● **Problem details**
Your answer is a single number: the count of lines that contain the string "logger".

------------------------

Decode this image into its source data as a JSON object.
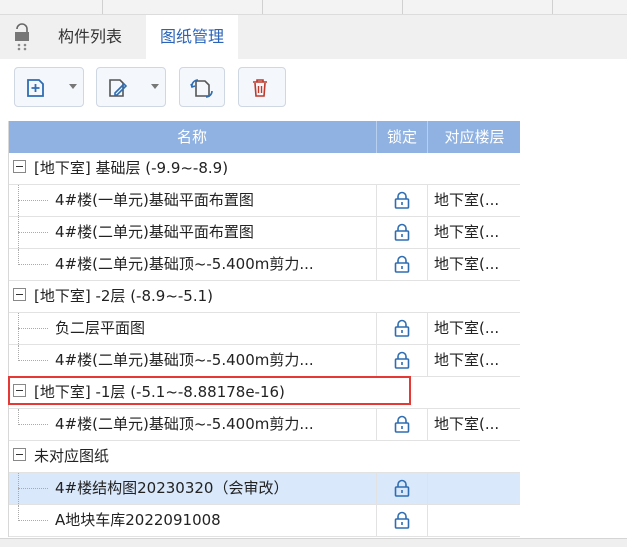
{
  "tabs": [
    {
      "label": "构件列表",
      "active": false
    },
    {
      "label": "图纸管理",
      "active": true
    }
  ],
  "toolbar": {
    "buttons": [
      {
        "icon": "add-drawing-icon",
        "dropdown": true
      },
      {
        "icon": "edit-drawing-icon",
        "dropdown": true
      },
      {
        "icon": "rotate-drawing-icon",
        "dropdown": false
      },
      {
        "icon": "delete-icon",
        "dropdown": false
      }
    ]
  },
  "table": {
    "headers": [
      "名称",
      "锁定",
      "对应楼层"
    ],
    "rows": [
      {
        "type": "group",
        "name": "[地下室] 基础层 (-9.9~-8.9)",
        "floor": ""
      },
      {
        "type": "child",
        "name": "4#楼(一单元)基础平面布置图",
        "floor": "地下室(..."
      },
      {
        "type": "child",
        "name": "4#楼(二单元)基础平面布置图",
        "floor": "地下室(..."
      },
      {
        "type": "child",
        "name": "4#楼(二单元)基础顶~-5.400m剪力...",
        "floor": "地下室(..."
      },
      {
        "type": "group",
        "name": "[地下室] -2层 (-8.9~-5.1)",
        "floor": ""
      },
      {
        "type": "child",
        "name": "负二层平面图",
        "floor": "地下室(..."
      },
      {
        "type": "child",
        "name": "4#楼(二单元)基础顶~-5.400m剪力...",
        "floor": "地下室(..."
      },
      {
        "type": "group",
        "name": "[地下室] -1层 (-5.1~-8.88178e-16)",
        "floor": ""
      },
      {
        "type": "child",
        "name": "4#楼(二单元)基础顶~-5.400m剪力...",
        "floor": "地下室(..."
      },
      {
        "type": "group",
        "name": "未对应图纸",
        "floor": ""
      },
      {
        "type": "child",
        "name": "4#楼结构图20230320（会审改）",
        "floor": "",
        "selected": true
      },
      {
        "type": "child",
        "name": "A地块车库2022091008",
        "floor": ""
      }
    ]
  },
  "colors": {
    "header_bg": "#8fb2e3",
    "selected_row": "#d9e8fb",
    "highlight": "#e53935",
    "active_tab_text": "#2a63b8"
  }
}
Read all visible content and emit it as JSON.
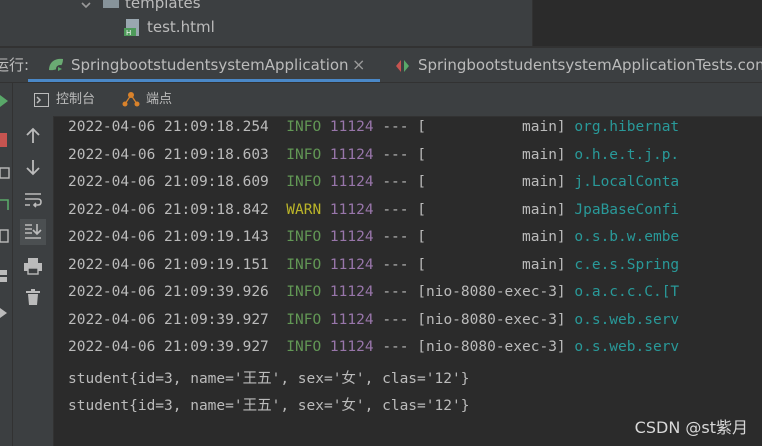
{
  "project_tree": {
    "folder_label": "templates",
    "file_label": "test.html"
  },
  "run_bar": {
    "label": "运行:",
    "tabs": [
      {
        "label": "SpringbootstudentsystemApplication",
        "close": "×"
      },
      {
        "label": "SpringbootstudentsystemApplicationTests.com"
      }
    ]
  },
  "sub_toolbar": {
    "console_label": "控制台",
    "breakpoints_label": "端点"
  },
  "console": {
    "log_lines": [
      {
        "timestamp": "2022-04-06 21:09:18.254",
        "level": "INFO",
        "pid": "11124",
        "sep": "---",
        "thread": "[           main]",
        "logger": "org.hibernat"
      },
      {
        "timestamp": "2022-04-06 21:09:18.603",
        "level": "INFO",
        "pid": "11124",
        "sep": "---",
        "thread": "[           main]",
        "logger": "o.h.e.t.j.p."
      },
      {
        "timestamp": "2022-04-06 21:09:18.609",
        "level": "INFO",
        "pid": "11124",
        "sep": "---",
        "thread": "[           main]",
        "logger": "j.LocalConta"
      },
      {
        "timestamp": "2022-04-06 21:09:18.842",
        "level": "WARN",
        "pid": "11124",
        "sep": "---",
        "thread": "[           main]",
        "logger": "JpaBaseConfi"
      },
      {
        "timestamp": "2022-04-06 21:09:19.143",
        "level": "INFO",
        "pid": "11124",
        "sep": "---",
        "thread": "[           main]",
        "logger": "o.s.b.w.embe"
      },
      {
        "timestamp": "2022-04-06 21:09:19.151",
        "level": "INFO",
        "pid": "11124",
        "sep": "---",
        "thread": "[           main]",
        "logger": "c.e.s.Spring"
      },
      {
        "timestamp": "2022-04-06 21:09:39.926",
        "level": "INFO",
        "pid": "11124",
        "sep": "---",
        "thread": "[nio-8080-exec-3]",
        "logger": "o.a.c.c.C.[T"
      },
      {
        "timestamp": "2022-04-06 21:09:39.927",
        "level": "INFO",
        "pid": "11124",
        "sep": "---",
        "thread": "[nio-8080-exec-3]",
        "logger": "o.s.web.serv"
      },
      {
        "timestamp": "2022-04-06 21:09:39.927",
        "level": "INFO",
        "pid": "11124",
        "sep": "---",
        "thread": "[nio-8080-exec-3]",
        "logger": "o.s.web.serv"
      }
    ],
    "output_lines": [
      "student{id=3, name='王五', sex='女', clas='12'}",
      "student{id=3, name='王五', sex='女', clas='12'}"
    ]
  },
  "left_tools": [
    "arrow-up-icon",
    "arrow-down-icon",
    "soft-wrap-icon",
    "scroll-to-end-icon",
    "print-icon",
    "trash-icon"
  ],
  "watermark": "CSDN @st紫月",
  "colors": {
    "info": "#629755",
    "warn": "#bbb529",
    "pid": "#9876aa",
    "logger": "#299999",
    "text": "#bbbbbb",
    "background": "#2b2b2b"
  }
}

------------------------

● **Worked solution**
10